EXERCISE:
Repeat all of the material exactly as given.

══ DATASET EXTRACT

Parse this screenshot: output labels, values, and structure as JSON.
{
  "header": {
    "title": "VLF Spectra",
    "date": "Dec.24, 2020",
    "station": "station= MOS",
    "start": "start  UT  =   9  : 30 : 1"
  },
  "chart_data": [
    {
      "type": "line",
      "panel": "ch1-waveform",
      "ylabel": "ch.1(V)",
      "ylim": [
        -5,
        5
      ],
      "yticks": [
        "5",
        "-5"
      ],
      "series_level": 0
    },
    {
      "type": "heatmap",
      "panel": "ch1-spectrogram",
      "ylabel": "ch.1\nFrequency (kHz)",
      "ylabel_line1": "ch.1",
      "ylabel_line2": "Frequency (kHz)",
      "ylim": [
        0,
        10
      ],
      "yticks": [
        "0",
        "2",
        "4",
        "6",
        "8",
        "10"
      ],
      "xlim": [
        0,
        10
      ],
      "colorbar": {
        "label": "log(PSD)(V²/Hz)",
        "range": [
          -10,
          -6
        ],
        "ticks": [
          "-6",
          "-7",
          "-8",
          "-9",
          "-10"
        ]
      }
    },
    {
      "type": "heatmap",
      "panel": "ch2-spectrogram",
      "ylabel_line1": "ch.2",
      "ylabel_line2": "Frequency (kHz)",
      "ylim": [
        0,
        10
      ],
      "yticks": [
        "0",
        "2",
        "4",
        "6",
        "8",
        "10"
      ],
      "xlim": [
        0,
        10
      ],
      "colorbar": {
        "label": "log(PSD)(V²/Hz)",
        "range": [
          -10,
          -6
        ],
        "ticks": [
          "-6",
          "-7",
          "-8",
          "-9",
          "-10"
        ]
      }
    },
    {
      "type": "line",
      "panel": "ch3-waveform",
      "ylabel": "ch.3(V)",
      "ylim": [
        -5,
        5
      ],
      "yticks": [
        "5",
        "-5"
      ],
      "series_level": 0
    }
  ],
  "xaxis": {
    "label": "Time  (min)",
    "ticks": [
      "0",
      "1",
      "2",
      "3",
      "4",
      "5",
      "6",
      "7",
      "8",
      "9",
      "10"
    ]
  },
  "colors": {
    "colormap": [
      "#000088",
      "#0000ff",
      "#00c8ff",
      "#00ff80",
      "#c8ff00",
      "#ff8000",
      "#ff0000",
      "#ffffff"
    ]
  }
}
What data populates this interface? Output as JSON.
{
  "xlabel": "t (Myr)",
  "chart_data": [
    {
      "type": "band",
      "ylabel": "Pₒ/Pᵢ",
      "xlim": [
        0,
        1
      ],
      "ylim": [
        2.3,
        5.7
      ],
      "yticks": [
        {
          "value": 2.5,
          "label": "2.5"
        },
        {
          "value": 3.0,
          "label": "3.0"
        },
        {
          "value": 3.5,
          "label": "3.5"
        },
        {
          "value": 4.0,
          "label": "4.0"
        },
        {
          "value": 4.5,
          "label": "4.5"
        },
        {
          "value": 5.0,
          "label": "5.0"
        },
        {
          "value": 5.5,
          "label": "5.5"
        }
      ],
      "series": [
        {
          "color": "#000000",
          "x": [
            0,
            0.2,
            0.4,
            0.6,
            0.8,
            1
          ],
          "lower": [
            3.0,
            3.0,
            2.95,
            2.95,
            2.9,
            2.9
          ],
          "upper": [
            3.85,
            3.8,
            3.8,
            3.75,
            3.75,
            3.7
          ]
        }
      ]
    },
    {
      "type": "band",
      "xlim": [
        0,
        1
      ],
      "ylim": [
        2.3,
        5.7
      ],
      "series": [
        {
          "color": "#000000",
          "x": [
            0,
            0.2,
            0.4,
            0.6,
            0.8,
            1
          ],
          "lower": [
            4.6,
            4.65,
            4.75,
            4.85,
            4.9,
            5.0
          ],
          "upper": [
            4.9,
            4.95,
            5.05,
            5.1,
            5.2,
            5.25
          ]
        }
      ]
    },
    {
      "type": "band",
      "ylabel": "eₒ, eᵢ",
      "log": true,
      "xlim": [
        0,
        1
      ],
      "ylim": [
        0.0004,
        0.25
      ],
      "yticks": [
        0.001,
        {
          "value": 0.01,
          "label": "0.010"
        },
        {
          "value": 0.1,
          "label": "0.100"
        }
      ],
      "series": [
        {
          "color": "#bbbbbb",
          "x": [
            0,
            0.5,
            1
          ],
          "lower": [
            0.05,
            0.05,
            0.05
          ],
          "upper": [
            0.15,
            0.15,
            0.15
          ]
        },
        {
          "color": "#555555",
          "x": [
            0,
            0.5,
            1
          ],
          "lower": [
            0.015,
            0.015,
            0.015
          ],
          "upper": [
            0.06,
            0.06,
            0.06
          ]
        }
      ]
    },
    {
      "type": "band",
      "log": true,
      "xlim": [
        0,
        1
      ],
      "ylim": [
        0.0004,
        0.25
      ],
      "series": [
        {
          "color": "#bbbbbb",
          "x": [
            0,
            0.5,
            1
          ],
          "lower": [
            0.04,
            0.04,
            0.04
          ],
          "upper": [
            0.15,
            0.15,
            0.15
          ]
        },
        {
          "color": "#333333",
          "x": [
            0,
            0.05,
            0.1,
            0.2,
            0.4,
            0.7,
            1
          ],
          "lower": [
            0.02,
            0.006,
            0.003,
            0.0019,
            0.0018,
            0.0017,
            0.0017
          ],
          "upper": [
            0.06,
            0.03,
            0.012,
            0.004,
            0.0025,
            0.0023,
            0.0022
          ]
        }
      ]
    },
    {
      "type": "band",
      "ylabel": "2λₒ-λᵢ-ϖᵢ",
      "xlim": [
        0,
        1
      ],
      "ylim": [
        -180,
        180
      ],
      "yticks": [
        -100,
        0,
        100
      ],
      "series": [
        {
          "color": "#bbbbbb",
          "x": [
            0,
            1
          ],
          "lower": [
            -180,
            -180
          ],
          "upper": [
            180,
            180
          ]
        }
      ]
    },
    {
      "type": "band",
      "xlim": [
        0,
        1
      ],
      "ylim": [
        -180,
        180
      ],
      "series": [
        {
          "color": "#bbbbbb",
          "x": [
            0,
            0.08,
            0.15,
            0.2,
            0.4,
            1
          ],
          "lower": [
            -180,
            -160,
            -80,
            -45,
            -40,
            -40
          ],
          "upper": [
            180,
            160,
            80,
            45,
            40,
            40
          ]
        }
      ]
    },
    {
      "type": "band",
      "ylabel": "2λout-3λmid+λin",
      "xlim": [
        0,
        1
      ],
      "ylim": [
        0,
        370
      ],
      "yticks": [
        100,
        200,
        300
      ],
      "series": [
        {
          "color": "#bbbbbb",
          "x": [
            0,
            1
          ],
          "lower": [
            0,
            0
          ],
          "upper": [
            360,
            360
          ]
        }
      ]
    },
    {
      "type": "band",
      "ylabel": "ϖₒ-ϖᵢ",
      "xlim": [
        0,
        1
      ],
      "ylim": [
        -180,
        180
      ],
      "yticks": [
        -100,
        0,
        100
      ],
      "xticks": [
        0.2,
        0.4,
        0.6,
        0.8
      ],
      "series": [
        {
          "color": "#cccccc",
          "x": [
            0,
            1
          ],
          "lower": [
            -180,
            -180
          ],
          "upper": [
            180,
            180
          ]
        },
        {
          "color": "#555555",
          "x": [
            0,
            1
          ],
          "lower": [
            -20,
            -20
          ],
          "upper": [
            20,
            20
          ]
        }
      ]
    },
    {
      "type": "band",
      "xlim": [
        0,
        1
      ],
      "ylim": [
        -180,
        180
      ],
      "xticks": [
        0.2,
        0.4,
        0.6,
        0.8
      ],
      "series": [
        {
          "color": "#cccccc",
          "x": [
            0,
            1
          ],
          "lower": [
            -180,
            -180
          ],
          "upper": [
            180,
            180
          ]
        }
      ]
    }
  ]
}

════

THE OUTPUT:
Parse this screenshot: output labels, values, and structure as JSON.
{
  "header": {
    "title": "VLF Spectra",
    "date": "Dec.24, 2020",
    "station": "station= MOS",
    "start": "start  UT  =   9  : 30 : 1"
  },
  "chart_data": [
    {
      "type": "line",
      "panel": "ch1-waveform",
      "ylabel": "ch.1(V)",
      "ylim": [
        -5,
        5
      ],
      "yticks": [
        "5",
        "-5"
      ],
      "series_level": 0
    },
    {
      "type": "heatmap",
      "panel": "ch1-spectrogram",
      "ylabel": "ch.1\nFrequency (kHz)",
      "ylabel_line1": "ch.1",
      "ylabel_line2": "Frequency (kHz)",
      "ylim": [
        0,
        10
      ],
      "yticks": [
        "0",
        "2",
        "4",
        "6",
        "8",
        "10"
      ],
      "xlim": [
        0,
        10
      ],
      "colorbar": {
        "label": "log(PSD)(V²/Hz)",
        "range": [
          -10,
          -6
        ],
        "ticks": [
          "-6",
          "-7",
          "-8",
          "-9",
          "-10"
        ]
      }
    },
    {
      "type": "heatmap",
      "panel": "ch2-spectrogram",
      "ylabel_line1": "ch.2",
      "ylabel_line2": "Frequency (kHz)",
      "ylim": [
        0,
        10
      ],
      "yticks": [
        "0",
        "2",
        "4",
        "6",
        "8",
        "10"
      ],
      "xlim": [
        0,
        10
      ],
      "colorbar": {
        "label": "log(PSD)(V²/Hz)",
        "range": [
          -10,
          -6
        ],
        "ticks": [
          "-6",
          "-7",
          "-8",
          "-9",
          "-10"
        ]
      }
    },
    {
      "type": "line",
      "panel": "ch3-waveform",
      "ylabel": "ch.3(V)",
      "ylim": [
        -5,
        5
      ],
      "yticks": [
        "5",
        "-5"
      ],
      "series_level": 0
    }
  ],
  "xaxis": {
    "label": "Time  (min)",
    "ticks": [
      "0",
      "1",
      "2",
      "3",
      "4",
      "5",
      "6",
      "7",
      "8",
      "9",
      "10"
    ]
  },
  "colors": {
    "colormap": [
      "#000088",
      "#0000ff",
      "#00c8ff",
      "#00ff80",
      "#c8ff00",
      "#ff8000",
      "#ff0000",
      "#ffffff"
    ]
  }
}
What data populates this interface? Output as JSON.
{
  "xlabel": "t (Myr)",
  "chart_data": [
    {
      "type": "band",
      "ylabel": "Pₒ/Pᵢ",
      "xlim": [
        0,
        1
      ],
      "ylim": [
        2.3,
        5.7
      ],
      "yticks": [
        {
          "value": 2.5,
          "label": "2.5"
        },
        {
          "value": 3.0,
          "label": "3.0"
        },
        {
          "value": 3.5,
          "label": "3.5"
        },
        {
          "value": 4.0,
          "label": "4.0"
        },
        {
          "value": 4.5,
          "label": "4.5"
        },
        {
          "value": 5.0,
          "label": "5.0"
        },
        {
          "value": 5.5,
          "label": "5.5"
        }
      ],
      "series": [
        {
          "color": "#000000",
          "x": [
            0,
            0.2,
            0.4,
            0.6,
            0.8,
            1
          ],
          "lower": [
            3.0,
            3.0,
            2.95,
            2.95,
            2.9,
            2.9
          ],
          "upper": [
            3.85,
            3.8,
            3.8,
            3.75,
            3.75,
            3.7
          ]
        }
      ]
    },
    {
      "type": "band",
      "xlim": [
        0,
        1
      ],
      "ylim": [
        2.3,
        5.7
      ],
      "series": [
        {
          "color": "#000000",
          "x": [
            0,
            0.2,
            0.4,
            0.6,
            0.8,
            1
          ],
          "lower": [
            4.6,
            4.65,
            4.75,
            4.85,
            4.9,
            5.0
          ],
          "upper": [
            4.9,
            4.95,
            5.05,
            5.1,
            5.2,
            5.25
          ]
        }
      ]
    },
    {
      "type": "band",
      "ylabel": "eₒ, eᵢ",
      "log": true,
      "xlim": [
        0,
        1
      ],
      "ylim": [
        0.0004,
        0.25
      ],
      "yticks": [
        0.001,
        {
          "value": 0.01,
          "label": "0.010"
        },
        {
          "value": 0.1,
          "label": "0.100"
        }
      ],
      "series": [
        {
          "color": "#bbbbbb",
          "x": [
            0,
            0.5,
            1
          ],
          "lower": [
            0.05,
            0.05,
            0.05
          ],
          "upper": [
            0.15,
            0.15,
            0.15
          ]
        },
        {
          "color": "#555555",
          "x": [
            0,
            0.5,
            1
          ],
          "lower": [
            0.015,
            0.015,
            0.015
          ],
          "upper": [
            0.06,
            0.06,
            0.06
          ]
        }
      ]
    },
    {
      "type": "band",
      "log": true,
      "xlim": [
        0,
        1
      ],
      "ylim": [
        0.0004,
        0.25
      ],
      "series": [
        {
          "color": "#bbbbbb",
          "x": [
            0,
            0.5,
            1
          ],
          "lower": [
            0.04,
            0.04,
            0.04
          ],
          "upper": [
            0.15,
            0.15,
            0.15
          ]
        },
        {
          "color": "#333333",
          "x": [
            0,
            0.05,
            0.1,
            0.2,
            0.4,
            0.7,
            1
          ],
          "lower": [
            0.02,
            0.006,
            0.003,
            0.0019,
            0.0018,
            0.0017,
            0.0017
          ],
          "upper": [
            0.06,
            0.03,
            0.012,
            0.004,
            0.0025,
            0.0023,
            0.0022
          ]
        }
      ]
    },
    {
      "type": "band",
      "ylabel": "2λₒ-λᵢ-ϖᵢ",
      "xlim": [
        0,
        1
      ],
      "ylim": [
        -180,
        180
      ],
      "yticks": [
        -100,
        0,
        100
      ],
      "series": [
        {
          "color": "#bbbbbb",
          "x": [
            0,
            1
          ],
          "lower": [
            -180,
            -180
          ],
          "upper": [
            180,
            180
          ]
        }
      ]
    },
    {
      "type": "band",
      "xlim": [
        0,
        1
      ],
      "ylim": [
        -180,
        180
      ],
      "series": [
        {
          "color": "#bbbbbb",
          "x": [
            0,
            0.08,
            0.15,
            0.2,
            0.4,
            1
          ],
          "lower": [
            -180,
            -160,
            -80,
            -45,
            -40,
            -40
          ],
          "upper": [
            180,
            160,
            80,
            45,
            40,
            40
          ]
        }
      ]
    },
    {
      "type": "band",
      "ylabel": "2λout-3λmid+λin",
      "xlim": [
        0,
        1
      ],
      "ylim": [
        0,
        370
      ],
      "yticks": [
        100,
        200,
        300
      ],
      "series": [
        {
          "color": "#bbbbbb",
          "x": [
            0,
            1
          ],
          "lower": [
            0,
            0
          ],
          "upper": [
            360,
            360
          ]
        }
      ]
    },
    {
      "type": "band",
      "ylabel": "ϖₒ-ϖᵢ",
      "xlim": [
        0,
        1
      ],
      "ylim": [
        -180,
        180
      ],
      "yticks": [
        -100,
        0,
        100
      ],
      "xticks": [
        0.2,
        0.4,
        0.6,
        0.8
      ],
      "series": [
        {
          "color": "#cccccc",
          "x": [
            0,
            1
          ],
          "lower": [
            -180,
            -180
          ],
          "upper": [
            180,
            180
          ]
        },
        {
          "color": "#555555",
          "x": [
            0,
            1
          ],
          "lower": [
            -20,
            -20
          ],
          "upper": [
            20,
            20
          ]
        }
      ]
    },
    {
      "type": "band",
      "xlim": [
        0,
        1
      ],
      "ylim": [
        -180,
        180
      ],
      "xticks": [
        0.2,
        0.4,
        0.6,
        0.8
      ],
      "series": [
        {
          "color": "#cccccc",
          "x": [
            0,
            1
          ],
          "lower": [
            -180,
            -180
          ],
          "upper": [
            180,
            180
          ]
        }
      ]
    }
  ]
}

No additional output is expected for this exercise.